#### [WRITTEN TASK]
Omit every picture while repeating the entries exactly.

^^^^

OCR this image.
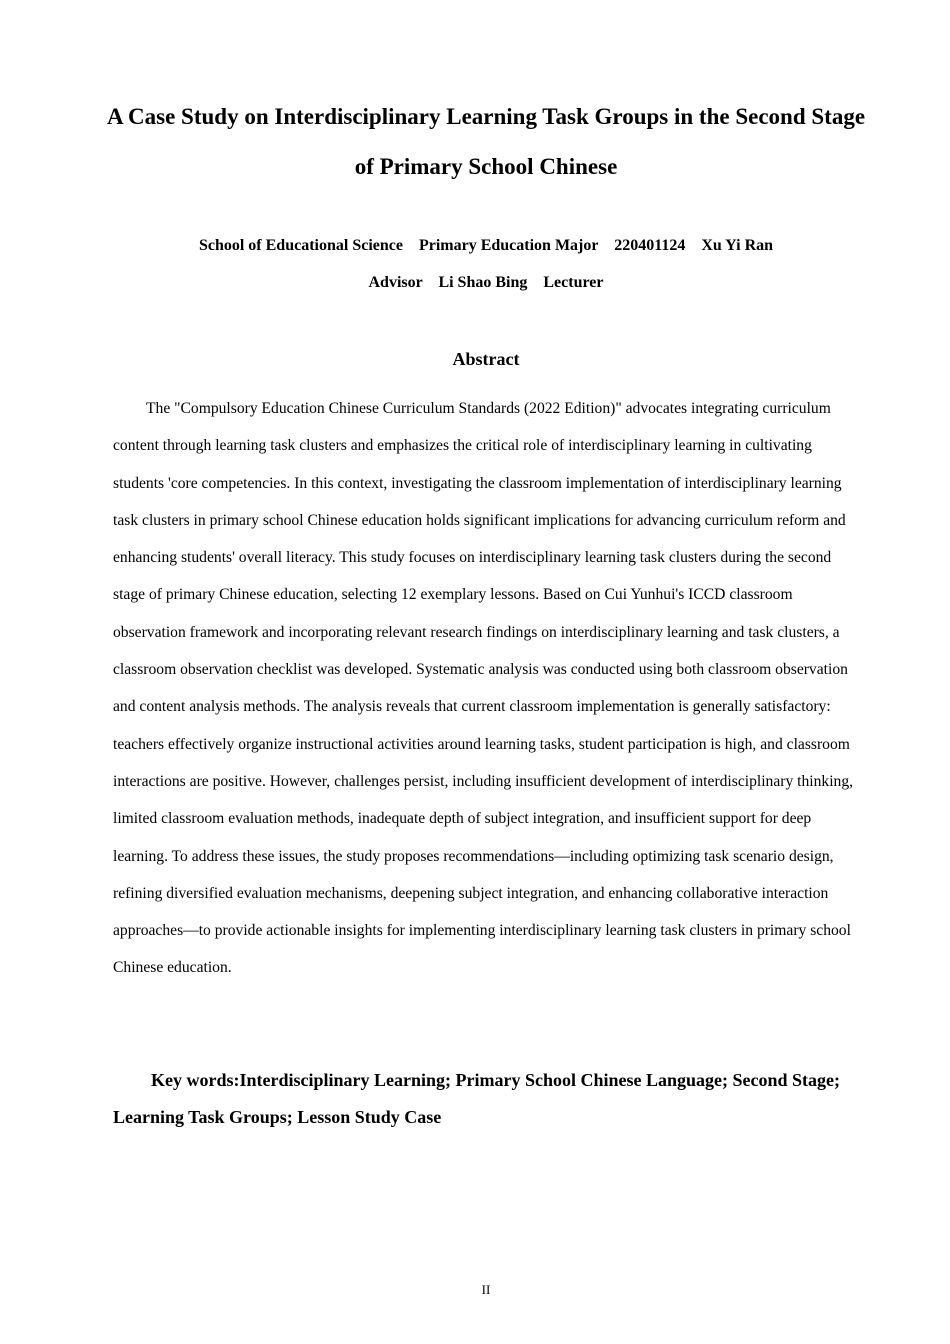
A Case Study on Interdisciplinary Learning Task Groups in the Second Stage of Primary School Chinese
School of Educational Science    Primary Education Major    220401124    Xu Yi Ran
Advisor    Li Shao Bing    Lecturer
Abstract

The "Compulsory Education Chinese Curriculum Standards (2022 Edition)" advocates integrating curriculum content through learning task clusters and emphasizes the critical role of interdisciplinary learning in cultivating students 'core competencies. In this context, investigating the classroom implementation of interdisciplinary learning task clusters in primary school Chinese education holds significant implications for advancing curriculum reform and enhancing students' overall literacy. This study focuses on interdisciplinary learning task clusters during the second stage of primary Chinese education, selecting 12 exemplary lessons. Based on Cui Yunhui's ICCD classroom observation framework and incorporating relevant research findings on interdisciplinary learning and task clusters, a classroom observation checklist was developed. Systematic analysis was conducted using both classroom observation and content analysis methods. The analysis reveals that current classroom implementation is generally satisfactory: teachers effectively organize instructional activities around learning tasks, student participation is high, and classroom interactions are positive. However, challenges persist, including insufficient development of interdisciplinary thinking, limited classroom evaluation methods, inadequate depth of subject integration, and insufficient support for deep learning. To address these issues, the study proposes recommendations—including optimizing task scenario design, refining diversified evaluation mechanisms, deepening subject integration, and enhancing collaborative interaction approaches—to provide actionable insights for implementing interdisciplinary learning task clusters in primary school Chinese education.

Key words:Interdisciplinary Learning; Primary School Chinese Language; Second Stage; Learning Task Groups; Lesson Study Case

II
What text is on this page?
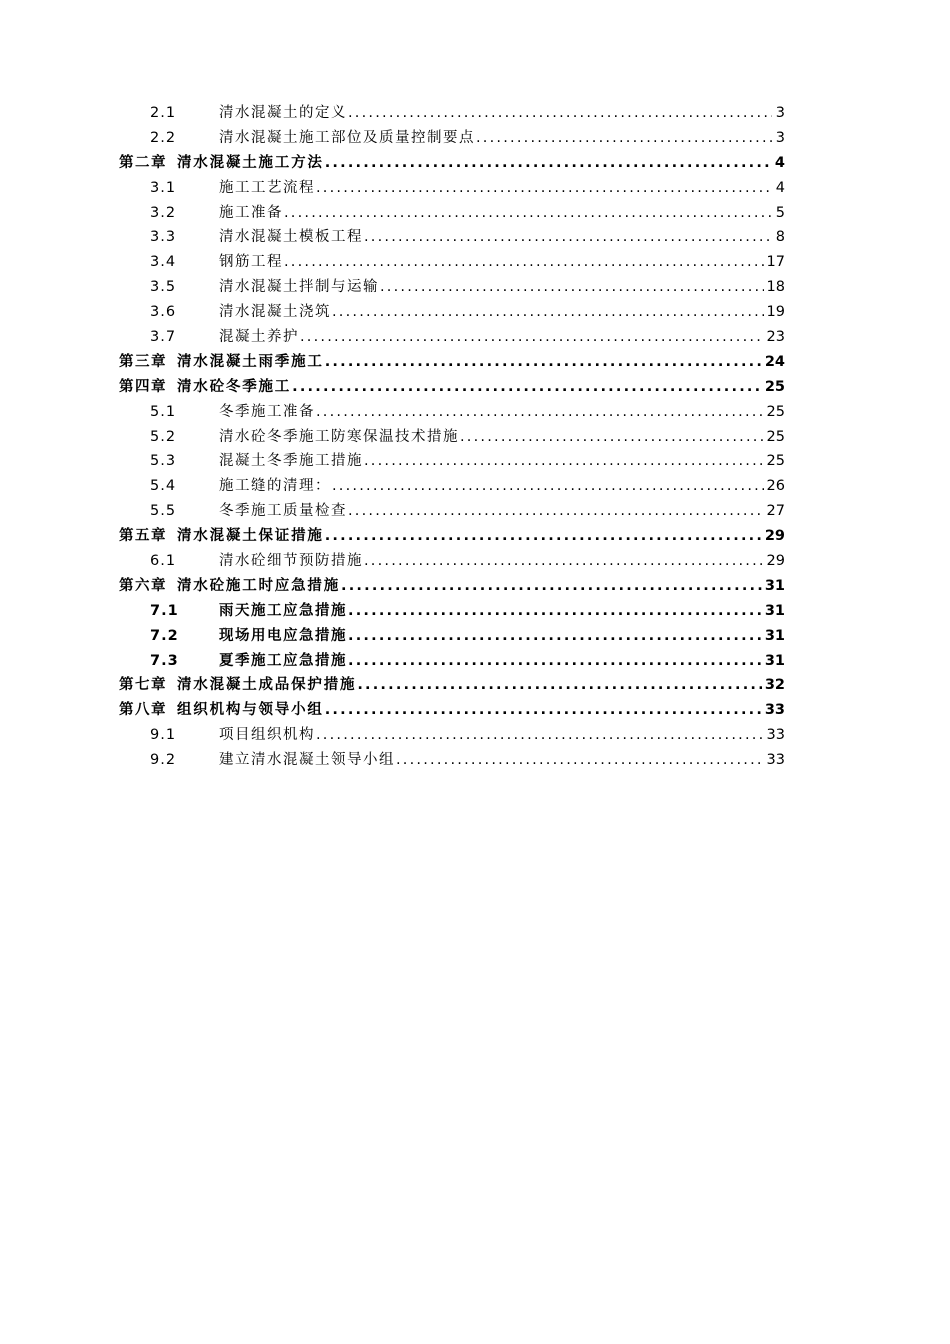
2.1	清水混凝土的定义 .....	3
2.2	清水混凝土施工部位及质量控制要点 .....	3
第二章 清水混凝土施工方法 .....	4
3.1	施工工艺流程 .....	4
3.2	施工准备 .....	5
3.3	清水混凝土模板工程 .....	8
3.4	钢筋工程 .....	17
3.5	清水混凝土拌制与运输 .....	18
3.6	清水混凝土浇筑 .....	19
3.7	混凝土养护 .....	23
第三章 清水混凝土雨季施工 .....	24
第四章 清水砼冬季施工 .....	25
5.1	冬季施工准备 .....	25
5.2	清水砼冬季施工防寒保温技术措施 .....	25
5.3	混凝土冬季施工措施 .....	25
5.4	施工缝的清理： .....	26
5.5	冬季施工质量检查 .....	27
第五章 清水混凝土保证措施 .....	29
6.1	清水砼细节预防措施 .....	29
第六章 清水砼施工时应急措施 .....	31
7.1	雨天施工应急措施 .....	31
7.2	现场用电应急措施 .....	31
7.3	夏季施工应急措施 .....	31
第七章 清水混凝土成品保护措施 .....	32
第八章 组织机构与领导小组 .....	33
9.1	项目组织机构 .....	33
9.2	建立清水混凝土领导小组 .....	33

^^^^

#### [REPLY TO THE TASK]
OCR this image.
A Case Study on Interdisciplinary Learning Task Groups in the Second Stage of Primary School Chinese
School of Educational Science    Primary Education Major    220401124    Xu Yi Ran
Advisor    Li Shao Bing    Lecturer
Abstract

The "Compulsory Education Chinese Curriculum Standards (2022 Edition)" advocates integrating curriculum content through learning task clusters and emphasizes the critical role of interdisciplinary learning in cultivating students 'core competencies. In this context, investigating the classroom implementation of interdisciplinary learning task clusters in primary school Chinese education holds significant implications for advancing curriculum reform and enhancing students' overall literacy. This study focuses on interdisciplinary learning task clusters during the second stage of primary Chinese education, selecting 12 exemplary lessons. Based on Cui Yunhui's ICCD classroom observation framework and incorporating relevant research findings on interdisciplinary learning and task clusters, a classroom observation checklist was developed. Systematic analysis was conducted using both classroom observation and content analysis methods. The analysis reveals that current classroom implementation is generally satisfactory: teachers effectively organize instructional activities around learning tasks, student participation is high, and classroom interactions are positive. However, challenges persist, including insufficient development of interdisciplinary thinking, limited classroom evaluation methods, inadequate depth of subject integration, and insufficient support for deep learning. To address these issues, the study proposes recommendations—including optimizing task scenario design, refining diversified evaluation mechanisms, deepening subject integration, and enhancing collaborative interaction approaches—to provide actionable insights for implementing interdisciplinary learning task clusters in primary school Chinese education.

Key words:Interdisciplinary Learning; Primary School Chinese Language; Second Stage; Learning Task Groups; Lesson Study Case

II
What text is on this page?
2.1	清水混凝土的定义 .....	3
2.2	清水混凝土施工部位及质量控制要点 .....	3
第二章 清水混凝土施工方法 .....	4
3.1	施工工艺流程 .....	4
3.2	施工准备 .....	5
3.3	清水混凝土模板工程 .....	8
3.4	钢筋工程 .....	17
3.5	清水混凝土拌制与运输 .....	18
3.6	清水混凝土浇筑 .....	19
3.7	混凝土养护 .....	23
第三章 清水混凝土雨季施工 .....	24
第四章 清水砼冬季施工 .....	25
5.1	冬季施工准备 .....	25
5.2	清水砼冬季施工防寒保温技术措施 .....	25
5.3	混凝土冬季施工措施 .....	25
5.4	施工缝的清理： .....	26
5.5	冬季施工质量检查 .....	27
第五章 清水混凝土保证措施 .....	29
6.1	清水砼细节预防措施 .....	29
第六章 清水砼施工时应急措施 .....	31
7.1	雨天施工应急措施 .....	31
7.2	现场用电应急措施 .....	31
7.3	夏季施工应急措施 .....	31
第七章 清水混凝土成品保护措施 .....	32
第八章 组织机构与领导小组 .....	33
9.1	项目组织机构 .....	33
9.2	建立清水混凝土领导小组 .....	33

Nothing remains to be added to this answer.